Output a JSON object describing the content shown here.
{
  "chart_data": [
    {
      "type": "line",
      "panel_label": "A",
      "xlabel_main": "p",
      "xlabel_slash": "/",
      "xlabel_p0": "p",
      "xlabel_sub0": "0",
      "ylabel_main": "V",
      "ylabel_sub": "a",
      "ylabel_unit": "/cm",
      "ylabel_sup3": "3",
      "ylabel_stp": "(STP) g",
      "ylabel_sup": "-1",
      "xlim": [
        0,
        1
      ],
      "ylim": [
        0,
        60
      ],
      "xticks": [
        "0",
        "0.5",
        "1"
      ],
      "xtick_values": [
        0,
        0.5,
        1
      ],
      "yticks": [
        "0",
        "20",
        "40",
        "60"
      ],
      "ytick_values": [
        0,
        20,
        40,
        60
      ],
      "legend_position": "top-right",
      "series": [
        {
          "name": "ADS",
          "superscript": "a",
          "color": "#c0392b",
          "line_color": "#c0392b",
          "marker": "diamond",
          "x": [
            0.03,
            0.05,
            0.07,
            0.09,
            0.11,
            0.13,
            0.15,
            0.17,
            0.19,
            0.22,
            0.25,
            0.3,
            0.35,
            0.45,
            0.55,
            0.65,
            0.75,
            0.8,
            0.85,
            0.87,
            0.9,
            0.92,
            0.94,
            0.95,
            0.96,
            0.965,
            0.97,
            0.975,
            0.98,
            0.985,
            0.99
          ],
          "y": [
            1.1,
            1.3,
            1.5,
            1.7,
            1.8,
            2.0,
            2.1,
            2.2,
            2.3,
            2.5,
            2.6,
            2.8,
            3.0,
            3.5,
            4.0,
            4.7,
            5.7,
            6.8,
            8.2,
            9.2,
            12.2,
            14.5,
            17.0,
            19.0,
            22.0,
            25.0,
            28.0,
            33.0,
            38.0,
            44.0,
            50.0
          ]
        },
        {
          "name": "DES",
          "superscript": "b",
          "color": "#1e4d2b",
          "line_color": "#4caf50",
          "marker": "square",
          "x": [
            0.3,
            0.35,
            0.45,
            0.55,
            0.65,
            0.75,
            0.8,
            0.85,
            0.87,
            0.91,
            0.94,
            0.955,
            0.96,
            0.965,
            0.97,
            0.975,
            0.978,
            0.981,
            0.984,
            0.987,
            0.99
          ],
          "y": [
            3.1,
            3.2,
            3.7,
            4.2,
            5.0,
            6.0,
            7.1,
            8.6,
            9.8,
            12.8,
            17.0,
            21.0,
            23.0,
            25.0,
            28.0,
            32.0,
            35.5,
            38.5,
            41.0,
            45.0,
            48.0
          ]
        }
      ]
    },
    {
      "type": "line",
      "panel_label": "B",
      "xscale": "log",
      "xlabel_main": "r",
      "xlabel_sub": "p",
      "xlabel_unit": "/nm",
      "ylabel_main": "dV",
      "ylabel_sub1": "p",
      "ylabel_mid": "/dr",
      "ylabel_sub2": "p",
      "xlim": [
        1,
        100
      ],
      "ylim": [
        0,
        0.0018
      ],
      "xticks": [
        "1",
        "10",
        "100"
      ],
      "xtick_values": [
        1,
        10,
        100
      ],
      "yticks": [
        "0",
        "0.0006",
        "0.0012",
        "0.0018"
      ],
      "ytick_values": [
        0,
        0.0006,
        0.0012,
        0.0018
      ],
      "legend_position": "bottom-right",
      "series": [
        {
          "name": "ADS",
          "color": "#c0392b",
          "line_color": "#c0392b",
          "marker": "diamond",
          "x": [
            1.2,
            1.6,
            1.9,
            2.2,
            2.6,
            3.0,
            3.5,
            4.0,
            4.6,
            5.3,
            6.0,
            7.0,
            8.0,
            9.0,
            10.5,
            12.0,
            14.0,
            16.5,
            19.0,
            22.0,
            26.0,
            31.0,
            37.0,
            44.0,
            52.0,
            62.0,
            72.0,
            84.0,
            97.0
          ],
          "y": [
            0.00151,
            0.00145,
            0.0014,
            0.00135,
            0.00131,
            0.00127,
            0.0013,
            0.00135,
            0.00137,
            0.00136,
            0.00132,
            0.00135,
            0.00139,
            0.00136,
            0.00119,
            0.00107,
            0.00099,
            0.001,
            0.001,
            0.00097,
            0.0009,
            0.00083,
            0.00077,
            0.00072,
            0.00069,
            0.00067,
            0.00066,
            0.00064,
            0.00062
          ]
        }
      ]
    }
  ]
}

+---+

What is asked: Extract the complete set of records unchanged.

Correct response:
Output a JSON object describing the content shown here.
{
  "chart_data": [
    {
      "type": "line",
      "panel_label": "A",
      "xlabel_main": "p",
      "xlabel_slash": "/",
      "xlabel_p0": "p",
      "xlabel_sub0": "0",
      "ylabel_main": "V",
      "ylabel_sub": "a",
      "ylabel_unit": "/cm",
      "ylabel_sup3": "3",
      "ylabel_stp": "(STP) g",
      "ylabel_sup": "-1",
      "xlim": [
        0,
        1
      ],
      "ylim": [
        0,
        60
      ],
      "xticks": [
        "0",
        "0.5",
        "1"
      ],
      "xtick_values": [
        0,
        0.5,
        1
      ],
      "yticks": [
        "0",
        "20",
        "40",
        "60"
      ],
      "ytick_values": [
        0,
        20,
        40,
        60
      ],
      "legend_position": "top-right",
      "series": [
        {
          "name": "ADS",
          "superscript": "a",
          "color": "#c0392b",
          "line_color": "#c0392b",
          "marker": "diamond",
          "x": [
            0.03,
            0.05,
            0.07,
            0.09,
            0.11,
            0.13,
            0.15,
            0.17,
            0.19,
            0.22,
            0.25,
            0.3,
            0.35,
            0.45,
            0.55,
            0.65,
            0.75,
            0.8,
            0.85,
            0.87,
            0.9,
            0.92,
            0.94,
            0.95,
            0.96,
            0.965,
            0.97,
            0.975,
            0.98,
            0.985,
            0.99
          ],
          "y": [
            1.1,
            1.3,
            1.5,
            1.7,
            1.8,
            2.0,
            2.1,
            2.2,
            2.3,
            2.5,
            2.6,
            2.8,
            3.0,
            3.5,
            4.0,
            4.7,
            5.7,
            6.8,
            8.2,
            9.2,
            12.2,
            14.5,
            17.0,
            19.0,
            22.0,
            25.0,
            28.0,
            33.0,
            38.0,
            44.0,
            50.0
          ]
        },
        {
          "name": "DES",
          "superscript": "b",
          "color": "#1e4d2b",
          "line_color": "#4caf50",
          "marker": "square",
          "x": [
            0.3,
            0.35,
            0.45,
            0.55,
            0.65,
            0.75,
            0.8,
            0.85,
            0.87,
            0.91,
            0.94,
            0.955,
            0.96,
            0.965,
            0.97,
            0.975,
            0.978,
            0.981,
            0.984,
            0.987,
            0.99
          ],
          "y": [
            3.1,
            3.2,
            3.7,
            4.2,
            5.0,
            6.0,
            7.1,
            8.6,
            9.8,
            12.8,
            17.0,
            21.0,
            23.0,
            25.0,
            28.0,
            32.0,
            35.5,
            38.5,
            41.0,
            45.0,
            48.0
          ]
        }
      ]
    },
    {
      "type": "line",
      "panel_label": "B",
      "xscale": "log",
      "xlabel_main": "r",
      "xlabel_sub": "p",
      "xlabel_unit": "/nm",
      "ylabel_main": "dV",
      "ylabel_sub1": "p",
      "ylabel_mid": "/dr",
      "ylabel_sub2": "p",
      "xlim": [
        1,
        100
      ],
      "ylim": [
        0,
        0.0018
      ],
      "xticks": [
        "1",
        "10",
        "100"
      ],
      "xtick_values": [
        1,
        10,
        100
      ],
      "yticks": [
        "0",
        "0.0006",
        "0.0012",
        "0.0018"
      ],
      "ytick_values": [
        0,
        0.0006,
        0.0012,
        0.0018
      ],
      "legend_position": "bottom-right",
      "series": [
        {
          "name": "ADS",
          "color": "#c0392b",
          "line_color": "#c0392b",
          "marker": "diamond",
          "x": [
            1.2,
            1.6,
            1.9,
            2.2,
            2.6,
            3.0,
            3.5,
            4.0,
            4.6,
            5.3,
            6.0,
            7.0,
            8.0,
            9.0,
            10.5,
            12.0,
            14.0,
            16.5,
            19.0,
            22.0,
            26.0,
            31.0,
            37.0,
            44.0,
            52.0,
            62.0,
            72.0,
            84.0,
            97.0
          ],
          "y": [
            0.00151,
            0.00145,
            0.0014,
            0.00135,
            0.00131,
            0.00127,
            0.0013,
            0.00135,
            0.00137,
            0.00136,
            0.00132,
            0.00135,
            0.00139,
            0.00136,
            0.00119,
            0.00107,
            0.00099,
            0.001,
            0.001,
            0.00097,
            0.0009,
            0.00083,
            0.00077,
            0.00072,
            0.00069,
            0.00067,
            0.00066,
            0.00064,
            0.00062
          ]
        }
      ]
    }
  ]
}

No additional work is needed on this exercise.